**Aim**
Omit every picture while repeating the entries exactly.

## Begin

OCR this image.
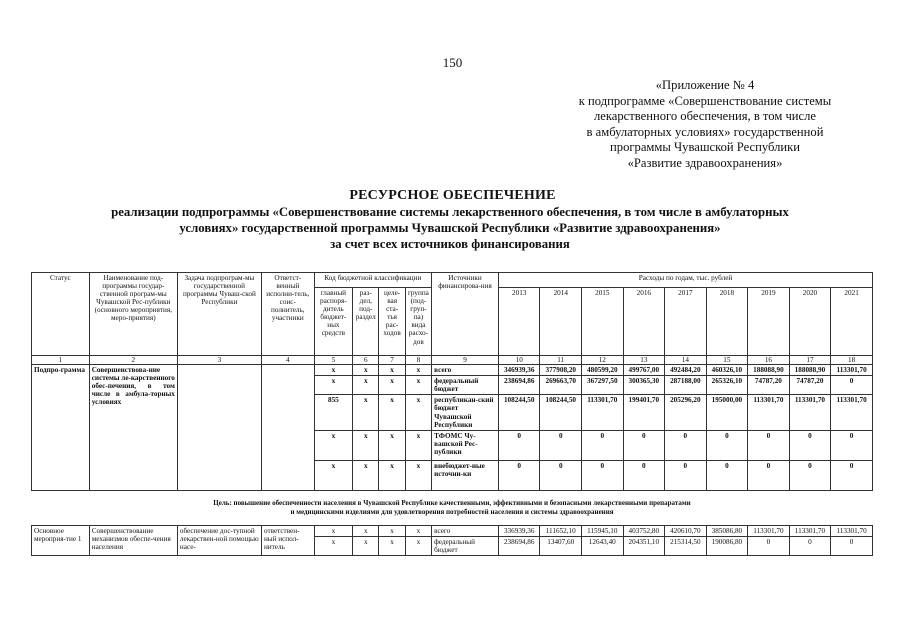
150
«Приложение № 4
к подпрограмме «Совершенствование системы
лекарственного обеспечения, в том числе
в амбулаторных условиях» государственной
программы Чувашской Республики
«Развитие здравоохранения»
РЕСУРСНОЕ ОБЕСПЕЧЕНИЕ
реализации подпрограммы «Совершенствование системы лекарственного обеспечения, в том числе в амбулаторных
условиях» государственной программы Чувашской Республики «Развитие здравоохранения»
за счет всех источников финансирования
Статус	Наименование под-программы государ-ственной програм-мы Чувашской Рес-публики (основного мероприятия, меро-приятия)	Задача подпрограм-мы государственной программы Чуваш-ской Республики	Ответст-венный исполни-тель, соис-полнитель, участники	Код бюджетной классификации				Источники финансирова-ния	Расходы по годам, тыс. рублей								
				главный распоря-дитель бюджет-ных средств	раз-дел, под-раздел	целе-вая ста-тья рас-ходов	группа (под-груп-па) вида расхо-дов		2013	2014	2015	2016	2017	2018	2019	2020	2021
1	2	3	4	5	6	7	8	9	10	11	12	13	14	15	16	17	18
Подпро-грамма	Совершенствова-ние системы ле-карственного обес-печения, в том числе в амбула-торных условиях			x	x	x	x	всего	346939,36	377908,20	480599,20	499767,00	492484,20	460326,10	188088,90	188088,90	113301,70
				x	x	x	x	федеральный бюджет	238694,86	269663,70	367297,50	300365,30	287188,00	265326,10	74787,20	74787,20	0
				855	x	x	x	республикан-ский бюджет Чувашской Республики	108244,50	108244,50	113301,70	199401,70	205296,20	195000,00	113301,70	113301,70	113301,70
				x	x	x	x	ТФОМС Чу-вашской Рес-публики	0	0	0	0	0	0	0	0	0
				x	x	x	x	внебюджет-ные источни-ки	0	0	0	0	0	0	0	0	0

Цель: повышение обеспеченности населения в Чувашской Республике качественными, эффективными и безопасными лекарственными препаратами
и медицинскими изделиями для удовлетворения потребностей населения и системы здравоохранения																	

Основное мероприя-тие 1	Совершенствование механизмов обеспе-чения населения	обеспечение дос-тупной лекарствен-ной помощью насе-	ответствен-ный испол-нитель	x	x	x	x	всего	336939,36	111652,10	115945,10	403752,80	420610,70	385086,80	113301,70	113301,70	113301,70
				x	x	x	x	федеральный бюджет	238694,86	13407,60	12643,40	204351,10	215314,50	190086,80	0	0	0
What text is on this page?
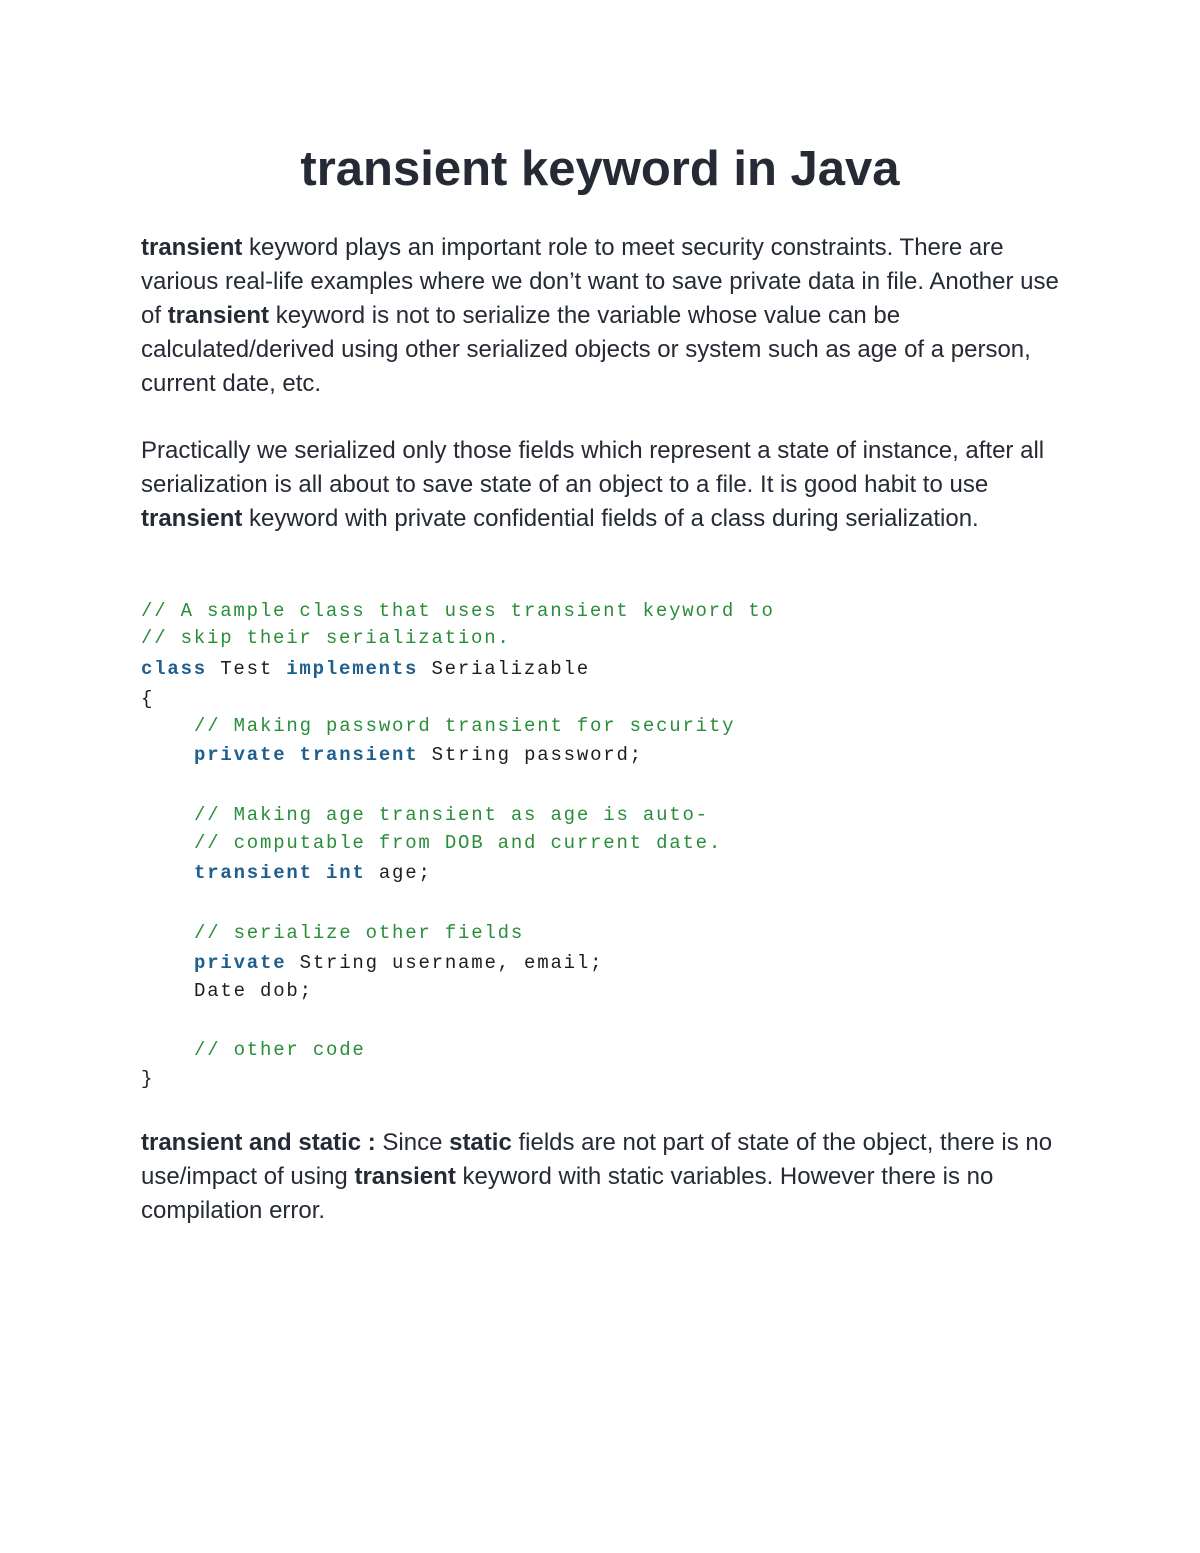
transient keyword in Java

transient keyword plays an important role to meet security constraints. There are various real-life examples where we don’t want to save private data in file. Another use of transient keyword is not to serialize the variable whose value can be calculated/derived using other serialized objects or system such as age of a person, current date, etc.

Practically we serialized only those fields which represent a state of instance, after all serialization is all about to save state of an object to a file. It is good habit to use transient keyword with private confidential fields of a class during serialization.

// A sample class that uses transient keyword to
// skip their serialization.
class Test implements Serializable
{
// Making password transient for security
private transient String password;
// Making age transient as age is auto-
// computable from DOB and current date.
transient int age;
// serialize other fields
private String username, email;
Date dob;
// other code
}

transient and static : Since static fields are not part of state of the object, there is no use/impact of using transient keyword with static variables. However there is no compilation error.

## End

**Solution to this exercise**
OCR this image.
150
«Приложение № 4
к подпрограмме «Совершенствование системы
лекарственного обеспечения, в том числе
в амбулаторных условиях» государственной
программы Чувашской Республики
«Развитие здравоохранения»
РЕСУРСНОЕ ОБЕСПЕЧЕНИЕ
реализации подпрограммы «Совершенствование системы лекарственного обеспечения, в том числе в амбулаторных
условиях» государственной программы Чувашской Республики «Развитие здравоохранения»
за счет всех источников финансирования
Статус	Наименование под-программы государ-ственной програм-мы Чувашской Рес-публики (основного мероприятия, меро-приятия)	Задача подпрограм-мы государственной программы Чуваш-ской Республики	Ответст-венный исполни-тель, соис-полнитель, участники	Код бюджетной классификации				Источники финансирова-ния	Расходы по годам, тыс. рублей								
				главный распоря-дитель бюджет-ных средств	раз-дел, под-раздел	целе-вая ста-тья рас-ходов	группа (под-груп-па) вида расхо-дов		2013	2014	2015	2016	2017	2018	2019	2020	2021
1	2	3	4	5	6	7	8	9	10	11	12	13	14	15	16	17	18
Подпро-грамма	Совершенствова-ние системы ле-карственного обес-печения, в том числе в амбула-торных условиях			x	x	x	x	всего	346939,36	377908,20	480599,20	499767,00	492484,20	460326,10	188088,90	188088,90	113301,70
				x	x	x	x	федеральный бюджет	238694,86	269663,70	367297,50	300365,30	287188,00	265326,10	74787,20	74787,20	0
				855	x	x	x	республикан-ский бюджет Чувашской Республики	108244,50	108244,50	113301,70	199401,70	205296,20	195000,00	113301,70	113301,70	113301,70
				x	x	x	x	ТФОМС Чу-вашской Рес-публики	0	0	0	0	0	0	0	0	0
				x	x	x	x	внебюджет-ные источни-ки	0	0	0	0	0	0	0	0	0

Цель: повышение обеспеченности населения в Чувашской Республике качественными, эффективными и безопасными лекарственными препаратами
и медицинскими изделиями для удовлетворения потребностей населения и системы здравоохранения																	

Основное мероприя-тие 1	Совершенствование механизмов обеспе-чения населения	обеспечение дос-тупной лекарствен-ной помощью насе-	ответствен-ный испол-нитель	x	x	x	x	всего	336939,36	111652,10	115945,10	403752,80	420610,70	385086,80	113301,70	113301,70	113301,70
				x	x	x	x	федеральный бюджет	238694,86	13407,60	12643,40	204351,10	215314,50	190086,80	0	0	0
What text is on this page?
transient keyword in Java

transient keyword plays an important role to meet security constraints. There are various real-life examples where we don’t want to save private data in file. Another use of transient keyword is not to serialize the variable whose value can be calculated/derived using other serialized objects or system such as age of a person, current date, etc.

Practically we serialized only those fields which represent a state of instance, after all serialization is all about to save state of an object to a file. It is good habit to use transient keyword with private confidential fields of a class during serialization.

// A sample class that uses transient keyword to
// skip their serialization.
class Test implements Serializable
{
// Making password transient for security
private transient String password;
// Making age transient as age is auto-
// computable from DOB and current date.
transient int age;
// serialize other fields
private String username, email;
Date dob;
// other code
}

transient and static : Since static fields are not part of state of the object, there is no use/impact of using transient keyword with static variables. However there is no compilation error.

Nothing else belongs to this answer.